→ **Task objective**:
Copy out the material verbatim, starting at its first line and ending with the line that contains "nav-reservation[interactable]: 진료예약 —", with both of those lines included.

(Bounding box entries)
══════

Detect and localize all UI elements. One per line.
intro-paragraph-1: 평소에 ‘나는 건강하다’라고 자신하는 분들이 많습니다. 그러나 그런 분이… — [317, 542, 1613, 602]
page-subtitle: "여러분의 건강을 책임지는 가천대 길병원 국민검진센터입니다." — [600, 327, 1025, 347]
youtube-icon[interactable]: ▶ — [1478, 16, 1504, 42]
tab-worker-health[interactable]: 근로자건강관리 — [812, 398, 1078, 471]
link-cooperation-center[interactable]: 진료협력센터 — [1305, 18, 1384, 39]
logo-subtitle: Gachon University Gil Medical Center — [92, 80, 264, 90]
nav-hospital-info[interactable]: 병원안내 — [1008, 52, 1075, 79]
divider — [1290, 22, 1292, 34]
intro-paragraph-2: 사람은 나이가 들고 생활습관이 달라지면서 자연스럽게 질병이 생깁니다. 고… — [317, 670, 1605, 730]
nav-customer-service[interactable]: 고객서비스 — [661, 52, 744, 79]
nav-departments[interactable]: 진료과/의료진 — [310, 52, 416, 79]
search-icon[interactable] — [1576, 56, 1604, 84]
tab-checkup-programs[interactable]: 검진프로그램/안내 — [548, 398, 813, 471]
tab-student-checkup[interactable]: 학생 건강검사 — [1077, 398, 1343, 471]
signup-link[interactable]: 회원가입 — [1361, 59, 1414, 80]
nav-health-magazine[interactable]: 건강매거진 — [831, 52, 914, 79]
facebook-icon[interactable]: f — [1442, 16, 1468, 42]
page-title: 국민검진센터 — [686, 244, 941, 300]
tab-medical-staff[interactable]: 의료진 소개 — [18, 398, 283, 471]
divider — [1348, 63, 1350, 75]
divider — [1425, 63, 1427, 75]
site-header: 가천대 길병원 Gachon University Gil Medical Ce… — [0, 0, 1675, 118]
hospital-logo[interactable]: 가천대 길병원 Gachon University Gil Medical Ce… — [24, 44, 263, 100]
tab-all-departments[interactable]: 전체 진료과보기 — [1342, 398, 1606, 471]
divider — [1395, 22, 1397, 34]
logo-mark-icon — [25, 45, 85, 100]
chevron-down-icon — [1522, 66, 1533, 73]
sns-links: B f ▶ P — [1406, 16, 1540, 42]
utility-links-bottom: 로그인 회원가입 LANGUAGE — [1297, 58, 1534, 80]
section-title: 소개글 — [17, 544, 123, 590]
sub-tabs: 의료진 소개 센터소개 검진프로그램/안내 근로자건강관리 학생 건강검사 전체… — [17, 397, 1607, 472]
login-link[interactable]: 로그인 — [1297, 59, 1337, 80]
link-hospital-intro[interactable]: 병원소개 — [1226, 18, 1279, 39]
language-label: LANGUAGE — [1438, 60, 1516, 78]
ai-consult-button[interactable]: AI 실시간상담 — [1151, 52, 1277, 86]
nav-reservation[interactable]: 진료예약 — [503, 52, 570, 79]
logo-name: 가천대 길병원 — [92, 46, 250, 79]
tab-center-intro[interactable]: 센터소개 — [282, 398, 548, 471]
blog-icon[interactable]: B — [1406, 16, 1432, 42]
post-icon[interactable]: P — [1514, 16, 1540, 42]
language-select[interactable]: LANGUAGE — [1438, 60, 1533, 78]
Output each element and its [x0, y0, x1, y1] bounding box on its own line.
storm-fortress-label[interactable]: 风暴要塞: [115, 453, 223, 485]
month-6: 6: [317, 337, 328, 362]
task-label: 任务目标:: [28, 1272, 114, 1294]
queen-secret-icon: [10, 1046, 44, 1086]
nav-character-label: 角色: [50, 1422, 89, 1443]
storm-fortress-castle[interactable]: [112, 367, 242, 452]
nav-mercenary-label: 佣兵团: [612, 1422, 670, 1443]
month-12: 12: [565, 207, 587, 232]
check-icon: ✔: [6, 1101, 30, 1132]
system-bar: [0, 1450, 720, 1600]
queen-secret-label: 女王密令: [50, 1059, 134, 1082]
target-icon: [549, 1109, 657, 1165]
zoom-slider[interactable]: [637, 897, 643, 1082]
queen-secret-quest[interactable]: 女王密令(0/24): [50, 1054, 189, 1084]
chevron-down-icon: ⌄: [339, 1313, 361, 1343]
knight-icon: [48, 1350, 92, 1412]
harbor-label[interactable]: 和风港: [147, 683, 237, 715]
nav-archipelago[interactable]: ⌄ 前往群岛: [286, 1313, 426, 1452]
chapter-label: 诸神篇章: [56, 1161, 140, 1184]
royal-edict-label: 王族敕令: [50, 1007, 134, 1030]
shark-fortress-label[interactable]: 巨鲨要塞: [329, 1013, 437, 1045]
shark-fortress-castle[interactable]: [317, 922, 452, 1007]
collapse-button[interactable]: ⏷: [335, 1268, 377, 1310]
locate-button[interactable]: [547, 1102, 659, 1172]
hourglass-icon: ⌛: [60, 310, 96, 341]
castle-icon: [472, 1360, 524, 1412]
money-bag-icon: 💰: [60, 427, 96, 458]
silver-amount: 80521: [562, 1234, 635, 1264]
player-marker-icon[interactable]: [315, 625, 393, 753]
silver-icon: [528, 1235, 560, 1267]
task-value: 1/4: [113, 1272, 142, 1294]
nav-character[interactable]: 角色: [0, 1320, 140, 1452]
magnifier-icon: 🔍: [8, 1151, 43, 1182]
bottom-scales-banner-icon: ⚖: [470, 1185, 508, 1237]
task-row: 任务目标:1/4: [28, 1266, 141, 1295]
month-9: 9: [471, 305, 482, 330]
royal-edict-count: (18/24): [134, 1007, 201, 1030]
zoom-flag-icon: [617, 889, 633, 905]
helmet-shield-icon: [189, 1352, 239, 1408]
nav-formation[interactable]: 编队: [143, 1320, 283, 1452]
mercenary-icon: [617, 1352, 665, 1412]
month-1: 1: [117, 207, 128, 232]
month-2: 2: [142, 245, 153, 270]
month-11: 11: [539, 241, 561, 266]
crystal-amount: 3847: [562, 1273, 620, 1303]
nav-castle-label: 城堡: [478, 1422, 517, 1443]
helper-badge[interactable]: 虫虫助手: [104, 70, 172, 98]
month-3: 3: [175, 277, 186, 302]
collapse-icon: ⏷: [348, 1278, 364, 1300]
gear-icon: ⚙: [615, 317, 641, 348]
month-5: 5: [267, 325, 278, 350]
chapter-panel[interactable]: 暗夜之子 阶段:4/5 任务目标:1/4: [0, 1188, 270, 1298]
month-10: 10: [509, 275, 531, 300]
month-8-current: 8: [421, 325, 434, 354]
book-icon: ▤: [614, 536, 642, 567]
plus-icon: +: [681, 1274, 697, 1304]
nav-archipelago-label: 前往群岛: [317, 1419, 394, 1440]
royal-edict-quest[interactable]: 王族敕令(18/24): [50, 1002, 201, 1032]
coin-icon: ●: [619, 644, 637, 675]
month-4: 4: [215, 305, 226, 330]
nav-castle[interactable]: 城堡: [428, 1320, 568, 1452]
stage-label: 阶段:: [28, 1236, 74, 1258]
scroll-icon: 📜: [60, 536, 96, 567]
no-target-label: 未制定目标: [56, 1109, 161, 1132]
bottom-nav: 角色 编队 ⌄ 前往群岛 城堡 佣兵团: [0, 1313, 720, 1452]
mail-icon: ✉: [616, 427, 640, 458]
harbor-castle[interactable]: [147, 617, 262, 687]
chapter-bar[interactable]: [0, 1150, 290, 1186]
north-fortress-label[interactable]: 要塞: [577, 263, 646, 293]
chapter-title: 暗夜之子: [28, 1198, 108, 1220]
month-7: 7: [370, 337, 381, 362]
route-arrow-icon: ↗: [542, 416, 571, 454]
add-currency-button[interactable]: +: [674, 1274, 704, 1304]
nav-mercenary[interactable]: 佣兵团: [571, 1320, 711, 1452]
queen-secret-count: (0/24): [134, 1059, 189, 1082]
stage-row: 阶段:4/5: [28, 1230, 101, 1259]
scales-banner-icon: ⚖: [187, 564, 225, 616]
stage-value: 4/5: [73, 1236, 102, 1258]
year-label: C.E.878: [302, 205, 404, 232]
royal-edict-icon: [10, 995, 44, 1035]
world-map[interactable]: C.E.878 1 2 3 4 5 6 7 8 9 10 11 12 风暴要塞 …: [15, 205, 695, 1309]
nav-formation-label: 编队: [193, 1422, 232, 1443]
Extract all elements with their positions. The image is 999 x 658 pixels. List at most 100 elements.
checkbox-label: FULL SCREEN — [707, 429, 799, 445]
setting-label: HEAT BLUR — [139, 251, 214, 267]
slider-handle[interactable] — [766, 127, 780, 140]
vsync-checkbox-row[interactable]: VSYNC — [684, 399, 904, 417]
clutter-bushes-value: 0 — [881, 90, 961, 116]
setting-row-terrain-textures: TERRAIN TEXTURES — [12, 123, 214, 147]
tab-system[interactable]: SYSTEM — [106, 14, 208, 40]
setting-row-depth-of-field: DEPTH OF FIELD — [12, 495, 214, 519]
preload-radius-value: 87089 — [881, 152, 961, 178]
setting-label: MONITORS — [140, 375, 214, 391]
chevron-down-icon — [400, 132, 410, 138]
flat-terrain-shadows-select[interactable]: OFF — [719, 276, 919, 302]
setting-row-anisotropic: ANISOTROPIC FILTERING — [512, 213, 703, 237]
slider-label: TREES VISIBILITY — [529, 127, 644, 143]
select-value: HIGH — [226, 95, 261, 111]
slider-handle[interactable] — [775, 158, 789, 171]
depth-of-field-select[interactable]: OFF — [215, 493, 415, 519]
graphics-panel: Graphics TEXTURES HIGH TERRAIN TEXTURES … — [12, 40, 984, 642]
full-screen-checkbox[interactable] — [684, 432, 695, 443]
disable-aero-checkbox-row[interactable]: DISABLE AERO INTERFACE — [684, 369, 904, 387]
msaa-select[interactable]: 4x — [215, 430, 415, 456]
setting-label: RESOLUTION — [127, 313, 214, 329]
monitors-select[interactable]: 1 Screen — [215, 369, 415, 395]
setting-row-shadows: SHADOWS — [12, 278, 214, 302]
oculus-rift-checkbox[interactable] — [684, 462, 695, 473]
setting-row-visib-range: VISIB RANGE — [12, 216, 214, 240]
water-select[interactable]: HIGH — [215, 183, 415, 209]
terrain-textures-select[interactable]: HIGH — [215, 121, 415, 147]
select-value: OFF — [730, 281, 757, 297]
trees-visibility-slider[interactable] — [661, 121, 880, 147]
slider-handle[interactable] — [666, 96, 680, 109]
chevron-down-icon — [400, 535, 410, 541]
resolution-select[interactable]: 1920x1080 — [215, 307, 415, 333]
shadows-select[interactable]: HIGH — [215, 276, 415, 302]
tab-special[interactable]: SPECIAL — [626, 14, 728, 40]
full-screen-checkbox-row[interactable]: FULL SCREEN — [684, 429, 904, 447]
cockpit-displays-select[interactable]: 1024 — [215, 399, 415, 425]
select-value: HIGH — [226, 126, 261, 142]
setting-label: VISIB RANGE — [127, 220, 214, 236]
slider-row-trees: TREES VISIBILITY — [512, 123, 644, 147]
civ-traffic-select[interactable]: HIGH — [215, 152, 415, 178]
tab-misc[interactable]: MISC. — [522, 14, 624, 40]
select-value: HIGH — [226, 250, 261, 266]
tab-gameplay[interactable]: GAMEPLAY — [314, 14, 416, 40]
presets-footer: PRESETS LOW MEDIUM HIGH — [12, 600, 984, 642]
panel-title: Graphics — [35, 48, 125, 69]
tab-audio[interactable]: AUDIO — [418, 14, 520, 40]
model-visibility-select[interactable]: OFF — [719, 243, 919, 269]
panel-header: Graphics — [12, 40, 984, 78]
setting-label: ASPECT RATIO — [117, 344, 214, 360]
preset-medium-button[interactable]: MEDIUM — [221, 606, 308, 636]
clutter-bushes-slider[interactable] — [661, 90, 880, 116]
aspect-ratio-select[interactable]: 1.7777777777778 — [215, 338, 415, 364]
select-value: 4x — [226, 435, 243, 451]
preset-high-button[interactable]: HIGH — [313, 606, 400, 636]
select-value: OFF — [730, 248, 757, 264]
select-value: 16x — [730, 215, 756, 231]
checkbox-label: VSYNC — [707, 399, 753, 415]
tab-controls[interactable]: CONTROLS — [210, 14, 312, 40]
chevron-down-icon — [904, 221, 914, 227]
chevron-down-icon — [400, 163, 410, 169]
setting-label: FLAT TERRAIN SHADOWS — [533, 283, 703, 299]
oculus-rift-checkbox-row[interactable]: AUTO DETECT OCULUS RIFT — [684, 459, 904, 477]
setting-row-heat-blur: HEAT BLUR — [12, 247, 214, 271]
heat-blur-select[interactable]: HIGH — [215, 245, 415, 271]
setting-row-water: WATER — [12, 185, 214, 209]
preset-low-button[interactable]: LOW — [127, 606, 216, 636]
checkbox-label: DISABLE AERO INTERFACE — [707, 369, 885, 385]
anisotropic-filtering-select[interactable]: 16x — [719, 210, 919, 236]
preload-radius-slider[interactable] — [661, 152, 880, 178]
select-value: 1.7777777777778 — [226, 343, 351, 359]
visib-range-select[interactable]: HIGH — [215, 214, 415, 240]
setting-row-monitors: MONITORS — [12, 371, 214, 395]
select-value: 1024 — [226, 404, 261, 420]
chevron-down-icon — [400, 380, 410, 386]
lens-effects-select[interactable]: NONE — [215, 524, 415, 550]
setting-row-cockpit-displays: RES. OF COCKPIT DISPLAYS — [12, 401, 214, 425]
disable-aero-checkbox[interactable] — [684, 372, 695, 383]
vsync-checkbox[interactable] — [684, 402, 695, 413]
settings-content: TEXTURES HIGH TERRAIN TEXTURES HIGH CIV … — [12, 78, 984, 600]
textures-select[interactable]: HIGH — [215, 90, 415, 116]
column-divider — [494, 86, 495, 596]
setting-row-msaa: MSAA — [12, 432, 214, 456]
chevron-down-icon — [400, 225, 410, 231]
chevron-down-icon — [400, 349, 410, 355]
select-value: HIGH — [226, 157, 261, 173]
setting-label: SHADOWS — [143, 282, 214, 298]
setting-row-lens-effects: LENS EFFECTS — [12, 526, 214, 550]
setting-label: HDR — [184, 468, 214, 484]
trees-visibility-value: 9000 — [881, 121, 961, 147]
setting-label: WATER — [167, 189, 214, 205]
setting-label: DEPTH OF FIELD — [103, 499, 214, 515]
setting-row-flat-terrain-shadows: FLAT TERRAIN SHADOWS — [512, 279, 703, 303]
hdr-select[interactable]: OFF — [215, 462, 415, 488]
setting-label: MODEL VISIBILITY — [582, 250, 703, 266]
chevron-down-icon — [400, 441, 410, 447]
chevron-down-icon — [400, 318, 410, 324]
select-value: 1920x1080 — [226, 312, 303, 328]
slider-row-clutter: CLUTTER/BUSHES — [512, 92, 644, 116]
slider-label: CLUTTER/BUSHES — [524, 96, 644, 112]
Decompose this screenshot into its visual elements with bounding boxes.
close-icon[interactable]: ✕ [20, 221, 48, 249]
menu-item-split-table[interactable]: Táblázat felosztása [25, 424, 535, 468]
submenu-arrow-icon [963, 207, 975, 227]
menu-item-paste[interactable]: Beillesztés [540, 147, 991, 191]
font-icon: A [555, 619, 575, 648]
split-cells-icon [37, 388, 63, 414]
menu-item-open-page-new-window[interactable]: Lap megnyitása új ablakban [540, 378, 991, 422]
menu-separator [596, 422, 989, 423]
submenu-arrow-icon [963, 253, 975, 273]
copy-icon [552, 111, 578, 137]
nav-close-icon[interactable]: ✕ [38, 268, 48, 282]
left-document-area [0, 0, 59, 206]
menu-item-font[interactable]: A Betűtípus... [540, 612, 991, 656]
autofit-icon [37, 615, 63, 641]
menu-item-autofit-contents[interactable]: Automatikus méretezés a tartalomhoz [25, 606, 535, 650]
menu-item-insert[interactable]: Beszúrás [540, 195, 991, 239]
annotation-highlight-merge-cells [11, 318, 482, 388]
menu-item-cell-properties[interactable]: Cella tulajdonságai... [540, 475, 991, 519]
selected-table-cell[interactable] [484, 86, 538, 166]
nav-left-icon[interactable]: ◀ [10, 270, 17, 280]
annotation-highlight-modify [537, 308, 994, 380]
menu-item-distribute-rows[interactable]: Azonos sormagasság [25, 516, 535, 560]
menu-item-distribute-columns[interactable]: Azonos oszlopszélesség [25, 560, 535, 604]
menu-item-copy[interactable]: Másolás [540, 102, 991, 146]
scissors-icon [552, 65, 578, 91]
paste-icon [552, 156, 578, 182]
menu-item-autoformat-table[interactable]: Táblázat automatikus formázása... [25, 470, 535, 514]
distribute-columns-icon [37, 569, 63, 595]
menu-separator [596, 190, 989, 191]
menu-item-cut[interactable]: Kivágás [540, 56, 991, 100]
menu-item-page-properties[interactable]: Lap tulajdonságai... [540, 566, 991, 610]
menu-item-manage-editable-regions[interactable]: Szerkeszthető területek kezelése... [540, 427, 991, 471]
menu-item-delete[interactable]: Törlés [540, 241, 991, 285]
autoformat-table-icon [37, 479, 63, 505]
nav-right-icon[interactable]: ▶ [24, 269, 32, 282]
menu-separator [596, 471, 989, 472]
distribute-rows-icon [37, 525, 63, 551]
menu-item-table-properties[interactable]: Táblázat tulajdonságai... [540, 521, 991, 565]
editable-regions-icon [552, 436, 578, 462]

══════

→ **Exercise answer**:
Detect and localize all UI elements. One per line.
intro-paragraph-1: 평소에 ‘나는 건강하다’라고 자신하는 분들이 많습니다. 그러나 그런 분이… — [317, 542, 1613, 602]
page-subtitle: "여러분의 건강을 책임지는 가천대 길병원 국민검진센터입니다." — [600, 327, 1025, 347]
youtube-icon[interactable]: ▶ — [1478, 16, 1504, 42]
tab-worker-health[interactable]: 근로자건강관리 — [812, 398, 1078, 471]
link-cooperation-center[interactable]: 진료협력센터 — [1305, 18, 1384, 39]
logo-subtitle: Gachon University Gil Medical Center — [92, 80, 264, 90]
nav-hospital-info[interactable]: 병원안내 — [1008, 52, 1075, 79]
divider — [1290, 22, 1292, 34]
intro-paragraph-2: 사람은 나이가 들고 생활습관이 달라지면서 자연스럽게 질병이 생깁니다. 고… — [317, 670, 1605, 730]
nav-customer-service[interactable]: 고객서비스 — [661, 52, 744, 79]
nav-departments[interactable]: 진료과/의료진 — [310, 52, 416, 79]
search-icon[interactable] — [1576, 56, 1604, 84]
tab-checkup-programs[interactable]: 검진프로그램/안내 — [548, 398, 813, 471]
tab-student-checkup[interactable]: 학생 건강검사 — [1077, 398, 1343, 471]
signup-link[interactable]: 회원가입 — [1361, 59, 1414, 80]
nav-health-magazine[interactable]: 건강매거진 — [831, 52, 914, 79]
facebook-icon[interactable]: f — [1442, 16, 1468, 42]
page-title: 국민검진센터 — [686, 244, 941, 300]
tab-medical-staff[interactable]: 의료진 소개 — [18, 398, 283, 471]
divider — [1348, 63, 1350, 75]
divider — [1425, 63, 1427, 75]
site-header: 가천대 길병원 Gachon University Gil Medical Ce… — [0, 0, 1675, 118]
hospital-logo[interactable]: 가천대 길병원 Gachon University Gil Medical Ce… — [24, 44, 263, 100]
tab-all-departments[interactable]: 전체 진료과보기 — [1342, 398, 1606, 471]
divider — [1395, 22, 1397, 34]
logo-mark-icon — [25, 45, 85, 100]
chevron-down-icon — [1522, 66, 1533, 73]
sns-links: B f ▶ P — [1406, 16, 1540, 42]
utility-links-bottom: 로그인 회원가입 LANGUAGE — [1297, 58, 1534, 80]
section-title: 소개글 — [17, 544, 123, 590]
sub-tabs: 의료진 소개 센터소개 검진프로그램/안내 근로자건강관리 학생 건강검사 전체… — [17, 397, 1607, 472]
login-link[interactable]: 로그인 — [1297, 59, 1337, 80]
link-hospital-intro[interactable]: 병원소개 — [1226, 18, 1279, 39]
language-label: LANGUAGE — [1438, 60, 1516, 78]
ai-consult-button[interactable]: AI 실시간상담 — [1151, 52, 1277, 86]
nav-reservation[interactable]: 진료예약 — [503, 52, 570, 79]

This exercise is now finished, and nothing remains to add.